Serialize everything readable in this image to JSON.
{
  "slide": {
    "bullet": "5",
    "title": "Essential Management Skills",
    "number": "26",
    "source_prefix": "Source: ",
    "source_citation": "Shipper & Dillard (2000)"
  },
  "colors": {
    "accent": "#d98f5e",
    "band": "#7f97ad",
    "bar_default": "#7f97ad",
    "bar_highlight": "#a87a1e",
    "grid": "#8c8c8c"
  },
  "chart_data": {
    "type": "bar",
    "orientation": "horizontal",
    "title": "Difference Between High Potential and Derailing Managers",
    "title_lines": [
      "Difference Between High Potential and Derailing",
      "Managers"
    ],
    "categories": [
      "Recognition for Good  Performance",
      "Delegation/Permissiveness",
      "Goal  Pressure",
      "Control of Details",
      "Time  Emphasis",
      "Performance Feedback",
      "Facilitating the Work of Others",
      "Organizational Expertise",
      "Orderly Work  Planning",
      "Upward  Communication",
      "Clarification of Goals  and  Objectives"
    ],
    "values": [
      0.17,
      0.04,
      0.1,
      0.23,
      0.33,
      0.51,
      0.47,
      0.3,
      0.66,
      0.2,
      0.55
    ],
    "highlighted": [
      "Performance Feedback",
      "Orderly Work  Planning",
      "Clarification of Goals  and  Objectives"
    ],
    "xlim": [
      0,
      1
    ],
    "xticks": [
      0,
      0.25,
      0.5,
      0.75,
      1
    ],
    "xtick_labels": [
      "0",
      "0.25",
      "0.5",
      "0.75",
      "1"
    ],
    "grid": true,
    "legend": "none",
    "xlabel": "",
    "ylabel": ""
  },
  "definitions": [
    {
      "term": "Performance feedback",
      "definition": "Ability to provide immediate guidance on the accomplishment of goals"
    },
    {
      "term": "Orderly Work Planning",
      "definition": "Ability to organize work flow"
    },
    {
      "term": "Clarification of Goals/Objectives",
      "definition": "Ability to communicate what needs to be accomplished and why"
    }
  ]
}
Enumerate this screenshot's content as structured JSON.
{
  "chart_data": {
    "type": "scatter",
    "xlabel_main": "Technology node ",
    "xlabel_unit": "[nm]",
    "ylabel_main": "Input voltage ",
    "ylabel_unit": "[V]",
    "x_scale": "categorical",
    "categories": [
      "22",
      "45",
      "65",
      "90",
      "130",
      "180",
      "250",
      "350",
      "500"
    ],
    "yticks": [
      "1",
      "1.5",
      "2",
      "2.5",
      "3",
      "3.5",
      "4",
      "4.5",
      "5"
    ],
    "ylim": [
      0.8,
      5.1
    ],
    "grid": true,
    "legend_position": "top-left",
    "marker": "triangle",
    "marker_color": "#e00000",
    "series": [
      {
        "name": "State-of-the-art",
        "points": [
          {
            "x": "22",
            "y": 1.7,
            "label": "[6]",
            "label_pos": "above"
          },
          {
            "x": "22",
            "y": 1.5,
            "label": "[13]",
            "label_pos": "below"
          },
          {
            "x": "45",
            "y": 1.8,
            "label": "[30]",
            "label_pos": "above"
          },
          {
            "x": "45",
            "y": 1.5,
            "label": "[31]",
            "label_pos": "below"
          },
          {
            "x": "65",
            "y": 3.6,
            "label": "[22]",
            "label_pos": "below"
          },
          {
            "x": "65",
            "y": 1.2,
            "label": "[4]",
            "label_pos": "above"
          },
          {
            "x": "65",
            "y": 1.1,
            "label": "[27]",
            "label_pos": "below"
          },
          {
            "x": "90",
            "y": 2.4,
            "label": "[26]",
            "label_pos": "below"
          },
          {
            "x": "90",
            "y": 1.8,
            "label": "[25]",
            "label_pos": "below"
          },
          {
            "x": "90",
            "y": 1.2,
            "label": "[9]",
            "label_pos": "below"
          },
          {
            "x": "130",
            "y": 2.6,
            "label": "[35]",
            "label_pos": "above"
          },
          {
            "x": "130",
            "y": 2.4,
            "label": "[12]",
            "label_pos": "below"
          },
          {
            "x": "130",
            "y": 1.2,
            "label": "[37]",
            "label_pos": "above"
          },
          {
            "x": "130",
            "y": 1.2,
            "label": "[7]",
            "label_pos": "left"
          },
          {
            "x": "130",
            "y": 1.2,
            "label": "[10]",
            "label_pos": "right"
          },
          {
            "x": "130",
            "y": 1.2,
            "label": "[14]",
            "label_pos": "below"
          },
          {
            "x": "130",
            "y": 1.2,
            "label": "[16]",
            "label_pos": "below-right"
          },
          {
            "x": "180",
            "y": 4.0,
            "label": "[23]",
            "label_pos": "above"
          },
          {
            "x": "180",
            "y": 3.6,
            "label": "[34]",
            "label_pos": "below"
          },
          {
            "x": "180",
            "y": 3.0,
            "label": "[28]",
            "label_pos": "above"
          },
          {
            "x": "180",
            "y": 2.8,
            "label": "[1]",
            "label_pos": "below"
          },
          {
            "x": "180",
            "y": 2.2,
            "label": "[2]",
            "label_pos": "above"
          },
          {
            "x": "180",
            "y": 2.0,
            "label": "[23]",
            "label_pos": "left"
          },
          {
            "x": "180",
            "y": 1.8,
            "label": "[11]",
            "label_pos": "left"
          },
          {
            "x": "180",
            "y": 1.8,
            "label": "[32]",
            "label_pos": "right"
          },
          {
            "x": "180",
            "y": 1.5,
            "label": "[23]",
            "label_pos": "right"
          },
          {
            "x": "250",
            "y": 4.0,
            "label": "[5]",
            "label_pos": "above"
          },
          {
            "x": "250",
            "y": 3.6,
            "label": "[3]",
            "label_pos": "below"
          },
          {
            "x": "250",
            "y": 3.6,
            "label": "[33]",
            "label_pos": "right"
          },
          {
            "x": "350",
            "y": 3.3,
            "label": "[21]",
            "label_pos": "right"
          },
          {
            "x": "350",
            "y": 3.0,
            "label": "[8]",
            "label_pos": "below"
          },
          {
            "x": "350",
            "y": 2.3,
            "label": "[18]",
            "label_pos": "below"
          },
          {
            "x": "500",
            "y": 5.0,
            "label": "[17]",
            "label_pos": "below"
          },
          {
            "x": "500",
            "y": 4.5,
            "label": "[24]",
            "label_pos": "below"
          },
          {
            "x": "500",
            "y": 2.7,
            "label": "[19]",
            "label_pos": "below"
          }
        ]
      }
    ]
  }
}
• • •
## WRITTEN REQUEST
From the entries above, copy out every line where the string "Difference" appears.

## RESULT OF THE TASK
    "title": "Difference Between High Potential and Derailing Managers",
      "Difference Between High Potential and Derailing",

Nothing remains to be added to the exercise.